▶ **WHAT YOU WILL DO**:
(A) Answer these from the AlwaysOn post, one per line:
(i) About how long does it take for the update to show up on the synchronous secondary replica?
(ii) Which servers make up the Availability Group in the first test?
(iii) Which operating system was used in the second test?
(B) Reproduce everything in the AlwaysOn post from "The AlwaysOn Availability Group consists of 3, bare" down to "card for SQL Server.".
(C) List every setting the AlwaysOn post gives for the third server.

▶ **SUPPLIED PASSAGE**:
February 12, 2015 at 12:30 pm
We are experiencing an issue when we perform an update to one column within one row of data against an AlwaysOn Availability Listener in a single transaction then commit the transaction and read the newly updated row from a new connection with Application Intent=ReadOnly connection string.
The synchronous secondary replica is not returning the updated data for quite some time. We added a delay to the read and it takes close to 1000 ms before the update is available on the synchronous secondary replica. Is this latency expected behavior?
We performed this test on multiple implementations of an AlwayOn Availability Group as detailed below with the exact same result.
The first test was conducted on the following configuration: 64-bit Windows Server 2008 R2 SP1 Enterprise, 64-bit SQL Server 2012 Enterprise SP2 Version 11.0.5058.0.
The AlwaysOn Availability Group consists of 3, bare metal Dell R710s with a RAID 1 for OS and RAID 5 for SQL Server.
The primary server and one secondary server are configured with Synchronous Commit Availability Mode, Automatic Failover, Readable Secondary set to yes for the pair. The third server is configured with Asynchronous Commit Availability Mode, Manual Failover, and Readable Secondary set to no. Read-Only Routing was configured to route Read-Intent traffic to the second node when the first node is in the Primary Role and vice versa.
A second test was conducted on the following configuration: 64-bit Windows Server 2012 R2 Standard, 64-bit SQL Server 2012 Enterprise SP2 Version 11.0.5058.0.
The AlwaysOn Availability Group consists of 2, bare metal Dell R620s with a RAID 1 on SSDs for OS and Fusion-io ioDrive2 785GB card for SQL Server.

▶ **DATA SHOWN**:
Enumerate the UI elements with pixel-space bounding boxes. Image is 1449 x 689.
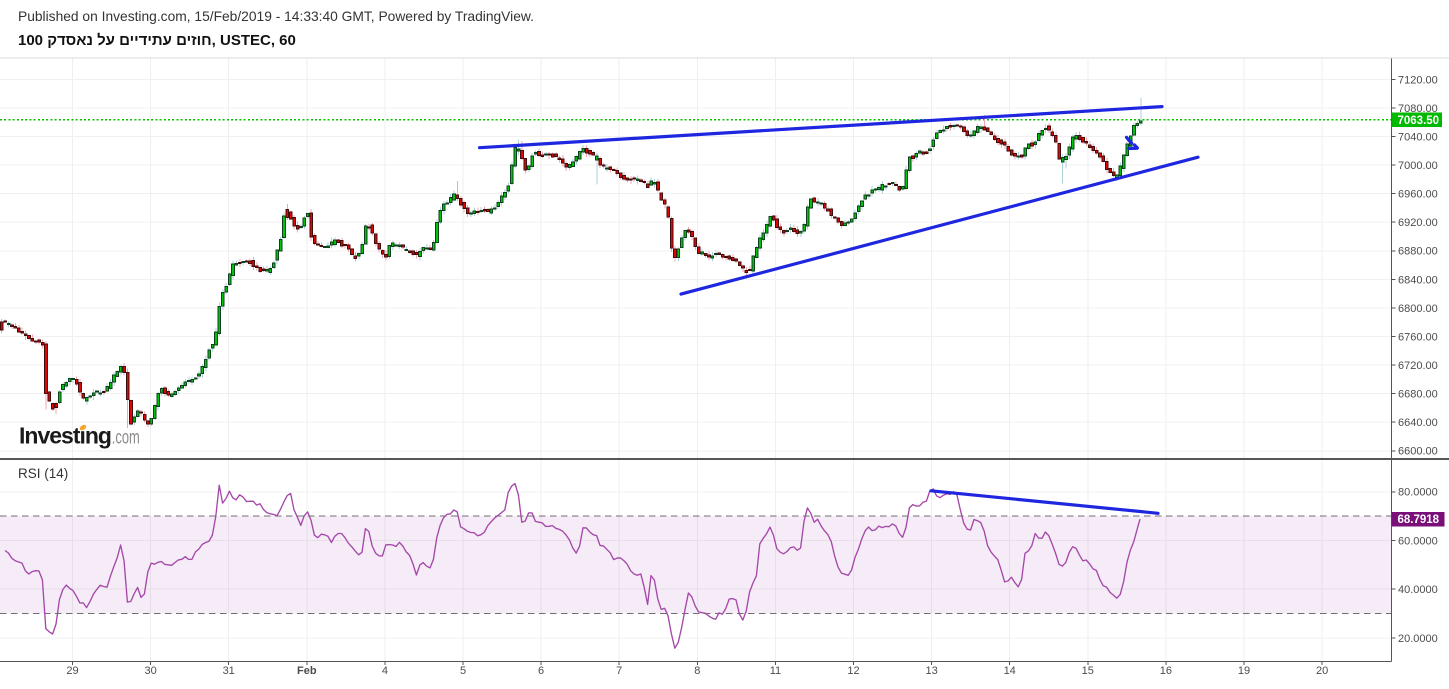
- svg-text:6800.00: 6800.00: [1398, 303, 1438, 315]
- svg-text:8: 8: [694, 665, 700, 677]
- svg-text:6920.00: 6920.00: [1398, 217, 1438, 229]
- svg-text:29: 29: [66, 665, 78, 677]
- svg-text:7120.00: 7120.00: [1398, 74, 1438, 86]
- svg-text:40.0000: 40.0000: [1398, 584, 1438, 596]
- svg-text:7040.00: 7040.00: [1398, 131, 1438, 143]
- svg-text:30: 30: [144, 665, 156, 677]
- svg-text:31: 31: [223, 665, 235, 677]
- svg-text:6640.00: 6640.00: [1398, 417, 1438, 429]
- svg-text:14: 14: [1004, 665, 1016, 677]
- svg-text:68.7918: 68.7918: [1398, 514, 1440, 526]
- svg-text:19: 19: [1238, 665, 1250, 677]
- svg-text:20: 20: [1316, 665, 1328, 677]
- svg-text:7063.50: 7063.50: [1398, 115, 1440, 127]
- svg-text:20.0000: 20.0000: [1398, 633, 1438, 645]
- svg-text:12: 12: [847, 665, 859, 677]
- svg-text:Investing: Investing: [19, 423, 111, 449]
- svg-text:5: 5: [460, 665, 466, 677]
- svg-text:7000.00: 7000.00: [1398, 160, 1438, 172]
- svg-text:4: 4: [382, 665, 388, 677]
- svg-text:6760.00: 6760.00: [1398, 331, 1438, 343]
- svg-text:7080.00: 7080.00: [1398, 103, 1438, 115]
- svg-text:6960.00: 6960.00: [1398, 189, 1438, 201]
- svg-text:80.0000: 80.0000: [1398, 487, 1438, 499]
- svg-text:6840.00: 6840.00: [1398, 274, 1438, 286]
- svg-text:16: 16: [1160, 665, 1172, 677]
- svg-text:7: 7: [616, 665, 622, 677]
- svg-text:15: 15: [1082, 665, 1094, 677]
- svg-text:11: 11: [770, 665, 781, 677]
- svg-text:6600.00: 6600.00: [1398, 446, 1438, 458]
- svg-text:13: 13: [925, 665, 937, 677]
- svg-text:60.0000: 60.0000: [1398, 535, 1438, 547]
- svg-text:6: 6: [538, 665, 544, 677]
- svg-text:6880.00: 6880.00: [1398, 246, 1438, 258]
- svg-text:Feb: Feb: [297, 665, 317, 677]
- svg-text:6680.00: 6680.00: [1398, 389, 1438, 401]
- svg-text:.com: .com: [112, 427, 140, 448]
- svg-text:6720.00: 6720.00: [1398, 360, 1438, 372]
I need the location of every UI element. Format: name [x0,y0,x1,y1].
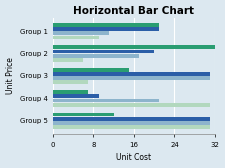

▶ **TASK ANSWERS**:
(A)
(i) Close to 1000 ms.
(ii) Three bare metal Dell R710s.
(iii) 64-bit Windows Server 2012 R2 Standard.

(B)
The AlwaysOn Availability Group consists of 3, bare metal Dell R710s with a RAID 1 for OS and RAID 5 for SQL Server.
The primary server and one secondary server are configured with Synchronous Commit Availability Mode, Automatic Failover, Readable Secondary set to yes for the pair. The third server is configured with Asynchronous Commit Availability Mode, Manual Failover, and Readable Secondary set to no. Read-Only Routing was configured to route Read-Intent traffic to the second node when the first node is in the Primary Role and vice versa.
A second test was conducted on the following configuration: 64-bit Windows Server 2012 R2 Standard, 64-bit SQL Server 2012 Enterprise SP2 Version 11.0.5058.0.
The AlwaysOn Availability Group consists of 2, bare metal Dell R620s with a RAID 1 on SSDs for OS and Fusion-io ioDrive2 785GB card for SQL Server.

(C)
Asynchronous Commit Availability Mode
Manual Failover
Readable Secondary set to no